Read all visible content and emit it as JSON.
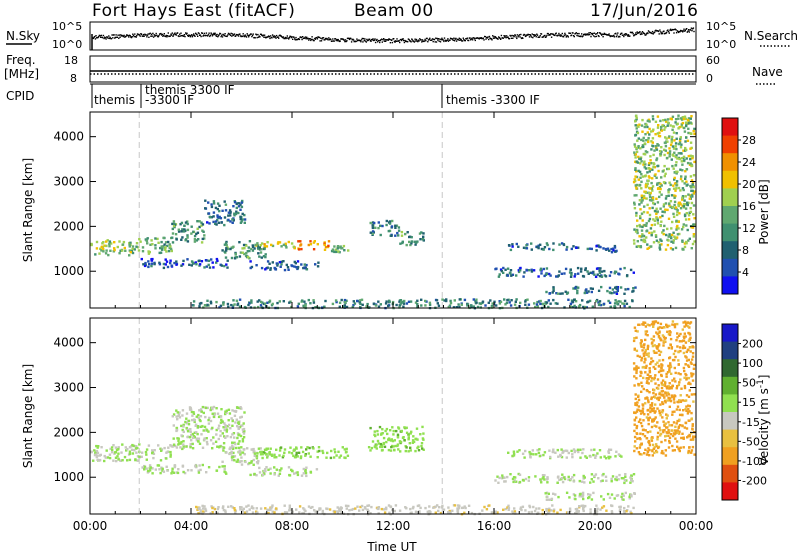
{
  "header": {
    "radar": "Fort Hays East (fitACF)",
    "beam": "Beam 00",
    "date": "17/Jun/2016"
  },
  "side_labels": {
    "nsky": "N.Sky",
    "freq": "Freq.",
    "freq_unit": "[MHz]",
    "cpid": "CPID",
    "nsearch": "N.Search",
    "nave": "Nave"
  },
  "strip_ticks": {
    "noise_left": [
      "10^5",
      "10^0"
    ],
    "noise_right": [
      "10^5",
      "10^0"
    ],
    "freq_left": [
      "18",
      "8"
    ],
    "nave_right": [
      "60",
      "0"
    ]
  },
  "cpid_labels": [
    "themis",
    "themis 3300 IF",
    "-3300 IF",
    "themis -3300 IF"
  ],
  "colors": {
    "power": [
      "#1010f0",
      "#2050b0",
      "#206070",
      "#409070",
      "#60a870",
      "#a0d050",
      "#f0c000",
      "#f09000",
      "#f04000",
      "#e01010"
    ],
    "velocity": [
      "#1818c8",
      "#204080",
      "#306830",
      "#60b030",
      "#90e050",
      "#c8c8c0",
      "#e8c040",
      "#f0a020",
      "#e05010",
      "#e01010"
    ]
  },
  "chart_data": [
    {
      "type": "heatmap",
      "name": "power",
      "xlabel": "",
      "ylabel": "Slant Range [km]",
      "x_ticks": [
        "00:00",
        "04:00",
        "08:00",
        "12:00",
        "16:00",
        "20:00",
        "00:00"
      ],
      "xlim_hours": [
        0,
        24
      ],
      "y_ticks": [
        1000,
        2000,
        3000,
        4000
      ],
      "ylim": [
        180,
        4550
      ],
      "colorbar_label": "Power [dB]",
      "colorbar_ticks": [
        28,
        24,
        20,
        16,
        12,
        8,
        4
      ],
      "colorbar_range": [
        0,
        32
      ],
      "echo_bands": [
        {
          "t0": 0.0,
          "t1": 1.9,
          "r0": 1380,
          "r1": 1720,
          "level": 16
        },
        {
          "t0": 1.9,
          "t1": 3.2,
          "r0": 1400,
          "r1": 1780,
          "level": 14
        },
        {
          "t0": 3.2,
          "t1": 4.5,
          "r0": 1650,
          "r1": 2150,
          "level": 12
        },
        {
          "t0": 4.5,
          "t1": 6.1,
          "r0": 2050,
          "r1": 2600,
          "level": 8
        },
        {
          "t0": 2.0,
          "t1": 5.5,
          "r0": 1100,
          "r1": 1300,
          "level": 6
        },
        {
          "t0": 5.2,
          "t1": 7.0,
          "r0": 1300,
          "r1": 1700,
          "level": 12
        },
        {
          "t0": 6.5,
          "t1": 8.0,
          "r0": 1550,
          "r1": 1680,
          "level": 18
        },
        {
          "t0": 8.0,
          "t1": 9.5,
          "r0": 1500,
          "r1": 1700,
          "level": 24
        },
        {
          "t0": 9.5,
          "t1": 10.2,
          "r0": 1450,
          "r1": 1600,
          "level": 14
        },
        {
          "t0": 6.3,
          "t1": 9.0,
          "r0": 1050,
          "r1": 1250,
          "level": 6
        },
        {
          "t0": 11.0,
          "t1": 12.2,
          "r0": 1800,
          "r1": 2150,
          "level": 10
        },
        {
          "t0": 12.2,
          "t1": 13.2,
          "r0": 1600,
          "r1": 1900,
          "level": 12
        },
        {
          "t0": 16.5,
          "t1": 19.0,
          "r0": 1500,
          "r1": 1650,
          "level": 8
        },
        {
          "t0": 19.0,
          "t1": 21.0,
          "r0": 1450,
          "r1": 1600,
          "level": 6
        },
        {
          "t0": 16.0,
          "t1": 21.5,
          "r0": 900,
          "r1": 1100,
          "level": 7
        },
        {
          "t0": 18.0,
          "t1": 21.6,
          "r0": 520,
          "r1": 680,
          "level": 8
        },
        {
          "t0": 4.0,
          "t1": 21.5,
          "r0": 200,
          "r1": 400,
          "level": 10
        },
        {
          "t0": 21.5,
          "t1": 23.9,
          "r0": 1500,
          "r1": 4500,
          "level": 16
        }
      ]
    },
    {
      "type": "heatmap",
      "name": "velocity",
      "xlabel": "Time UT",
      "ylabel": "Slant Range [km]",
      "x_ticks": [
        "00:00",
        "04:00",
        "08:00",
        "12:00",
        "16:00",
        "20:00",
        "00:00"
      ],
      "xlim_hours": [
        0,
        24
      ],
      "y_ticks": [
        1000,
        2000,
        3000,
        4000
      ],
      "ylim": [
        180,
        4550
      ],
      "colorbar_label": "Velocity [m s^-1]",
      "colorbar_ticks": [
        200,
        100,
        50,
        15,
        -15,
        -50,
        -100,
        -200
      ],
      "colorbar_range": [
        -250,
        250
      ],
      "echo_bands": [
        {
          "t0": 0.0,
          "t1": 3.2,
          "r0": 1380,
          "r1": 1760,
          "level": 0
        },
        {
          "t0": 3.2,
          "t1": 6.1,
          "r0": 1650,
          "r1": 2600,
          "level": 0
        },
        {
          "t0": 2.0,
          "t1": 5.5,
          "r0": 1100,
          "r1": 1300,
          "level": 0
        },
        {
          "t0": 5.2,
          "t1": 7.0,
          "r0": 1300,
          "r1": 1700,
          "level": 0
        },
        {
          "t0": 6.5,
          "t1": 10.2,
          "r0": 1450,
          "r1": 1700,
          "level": 30
        },
        {
          "t0": 6.3,
          "t1": 9.0,
          "r0": 1050,
          "r1": 1250,
          "level": 0
        },
        {
          "t0": 11.0,
          "t1": 13.2,
          "r0": 1600,
          "r1": 2150,
          "level": 30
        },
        {
          "t0": 16.5,
          "t1": 21.0,
          "r0": 1450,
          "r1": 1650,
          "level": 0
        },
        {
          "t0": 16.0,
          "t1": 21.5,
          "r0": 900,
          "r1": 1100,
          "level": 0
        },
        {
          "t0": 18.0,
          "t1": 21.6,
          "r0": 520,
          "r1": 680,
          "level": 0
        },
        {
          "t0": 4.0,
          "t1": 21.5,
          "r0": 200,
          "r1": 400,
          "level": -30
        },
        {
          "t0": 21.5,
          "t1": 23.9,
          "r0": 1500,
          "r1": 4500,
          "level": -120
        }
      ]
    }
  ]
}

_What to do_
What is needed is an exact reproduction of the data, pictures excluded.

_Exercise result_
Read all visible content and emit it as JSON.
{
  "header": {
    "radar": "Fort Hays East (fitACF)",
    "beam": "Beam 00",
    "date": "17/Jun/2016"
  },
  "side_labels": {
    "nsky": "N.Sky",
    "freq": "Freq.",
    "freq_unit": "[MHz]",
    "cpid": "CPID",
    "nsearch": "N.Search",
    "nave": "Nave"
  },
  "strip_ticks": {
    "noise_left": [
      "10^5",
      "10^0"
    ],
    "noise_right": [
      "10^5",
      "10^0"
    ],
    "freq_left": [
      "18",
      "8"
    ],
    "nave_right": [
      "60",
      "0"
    ]
  },
  "cpid_labels": [
    "themis",
    "themis 3300 IF",
    "-3300 IF",
    "themis -3300 IF"
  ],
  "colors": {
    "power": [
      "#1010f0",
      "#2050b0",
      "#206070",
      "#409070",
      "#60a870",
      "#a0d050",
      "#f0c000",
      "#f09000",
      "#f04000",
      "#e01010"
    ],
    "velocity": [
      "#1818c8",
      "#204080",
      "#306830",
      "#60b030",
      "#90e050",
      "#c8c8c0",
      "#e8c040",
      "#f0a020",
      "#e05010",
      "#e01010"
    ]
  },
  "chart_data": [
    {
      "type": "heatmap",
      "name": "power",
      "xlabel": "",
      "ylabel": "Slant Range [km]",
      "x_ticks": [
        "00:00",
        "04:00",
        "08:00",
        "12:00",
        "16:00",
        "20:00",
        "00:00"
      ],
      "xlim_hours": [
        0,
        24
      ],
      "y_ticks": [
        1000,
        2000,
        3000,
        4000
      ],
      "ylim": [
        180,
        4550
      ],
      "colorbar_label": "Power [dB]",
      "colorbar_ticks": [
        28,
        24,
        20,
        16,
        12,
        8,
        4
      ],
      "colorbar_range": [
        0,
        32
      ],
      "echo_bands": [
        {
          "t0": 0.0,
          "t1": 1.9,
          "r0": 1380,
          "r1": 1720,
          "level": 16
        },
        {
          "t0": 1.9,
          "t1": 3.2,
          "r0": 1400,
          "r1": 1780,
          "level": 14
        },
        {
          "t0": 3.2,
          "t1": 4.5,
          "r0": 1650,
          "r1": 2150,
          "level": 12
        },
        {
          "t0": 4.5,
          "t1": 6.1,
          "r0": 2050,
          "r1": 2600,
          "level": 8
        },
        {
          "t0": 2.0,
          "t1": 5.5,
          "r0": 1100,
          "r1": 1300,
          "level": 6
        },
        {
          "t0": 5.2,
          "t1": 7.0,
          "r0": 1300,
          "r1": 1700,
          "level": 12
        },
        {
          "t0": 6.5,
          "t1": 8.0,
          "r0": 1550,
          "r1": 1680,
          "level": 18
        },
        {
          "t0": 8.0,
          "t1": 9.5,
          "r0": 1500,
          "r1": 1700,
          "level": 24
        },
        {
          "t0": 9.5,
          "t1": 10.2,
          "r0": 1450,
          "r1": 1600,
          "level": 14
        },
        {
          "t0": 6.3,
          "t1": 9.0,
          "r0": 1050,
          "r1": 1250,
          "level": 6
        },
        {
          "t0": 11.0,
          "t1": 12.2,
          "r0": 1800,
          "r1": 2150,
          "level": 10
        },
        {
          "t0": 12.2,
          "t1": 13.2,
          "r0": 1600,
          "r1": 1900,
          "level": 12
        },
        {
          "t0": 16.5,
          "t1": 19.0,
          "r0": 1500,
          "r1": 1650,
          "level": 8
        },
        {
          "t0": 19.0,
          "t1": 21.0,
          "r0": 1450,
          "r1": 1600,
          "level": 6
        },
        {
          "t0": 16.0,
          "t1": 21.5,
          "r0": 900,
          "r1": 1100,
          "level": 7
        },
        {
          "t0": 18.0,
          "t1": 21.6,
          "r0": 520,
          "r1": 680,
          "level": 8
        },
        {
          "t0": 4.0,
          "t1": 21.5,
          "r0": 200,
          "r1": 400,
          "level": 10
        },
        {
          "t0": 21.5,
          "t1": 23.9,
          "r0": 1500,
          "r1": 4500,
          "level": 16
        }
      ]
    },
    {
      "type": "heatmap",
      "name": "velocity",
      "xlabel": "Time UT",
      "ylabel": "Slant Range [km]",
      "x_ticks": [
        "00:00",
        "04:00",
        "08:00",
        "12:00",
        "16:00",
        "20:00",
        "00:00"
      ],
      "xlim_hours": [
        0,
        24
      ],
      "y_ticks": [
        1000,
        2000,
        3000,
        4000
      ],
      "ylim": [
        180,
        4550
      ],
      "colorbar_label": "Velocity [m s^-1]",
      "colorbar_ticks": [
        200,
        100,
        50,
        15,
        -15,
        -50,
        -100,
        -200
      ],
      "colorbar_range": [
        -250,
        250
      ],
      "echo_bands": [
        {
          "t0": 0.0,
          "t1": 3.2,
          "r0": 1380,
          "r1": 1760,
          "level": 0
        },
        {
          "t0": 3.2,
          "t1": 6.1,
          "r0": 1650,
          "r1": 2600,
          "level": 0
        },
        {
          "t0": 2.0,
          "t1": 5.5,
          "r0": 1100,
          "r1": 1300,
          "level": 0
        },
        {
          "t0": 5.2,
          "t1": 7.0,
          "r0": 1300,
          "r1": 1700,
          "level": 0
        },
        {
          "t0": 6.5,
          "t1": 10.2,
          "r0": 1450,
          "r1": 1700,
          "level": 30
        },
        {
          "t0": 6.3,
          "t1": 9.0,
          "r0": 1050,
          "r1": 1250,
          "level": 0
        },
        {
          "t0": 11.0,
          "t1": 13.2,
          "r0": 1600,
          "r1": 2150,
          "level": 30
        },
        {
          "t0": 16.5,
          "t1": 21.0,
          "r0": 1450,
          "r1": 1650,
          "level": 0
        },
        {
          "t0": 16.0,
          "t1": 21.5,
          "r0": 900,
          "r1": 1100,
          "level": 0
        },
        {
          "t0": 18.0,
          "t1": 21.6,
          "r0": 520,
          "r1": 680,
          "level": 0
        },
        {
          "t0": 4.0,
          "t1": 21.5,
          "r0": 200,
          "r1": 400,
          "level": -30
        },
        {
          "t0": 21.5,
          "t1": 23.9,
          "r0": 1500,
          "r1": 4500,
          "level": -120
        }
      ]
    }
  ]
}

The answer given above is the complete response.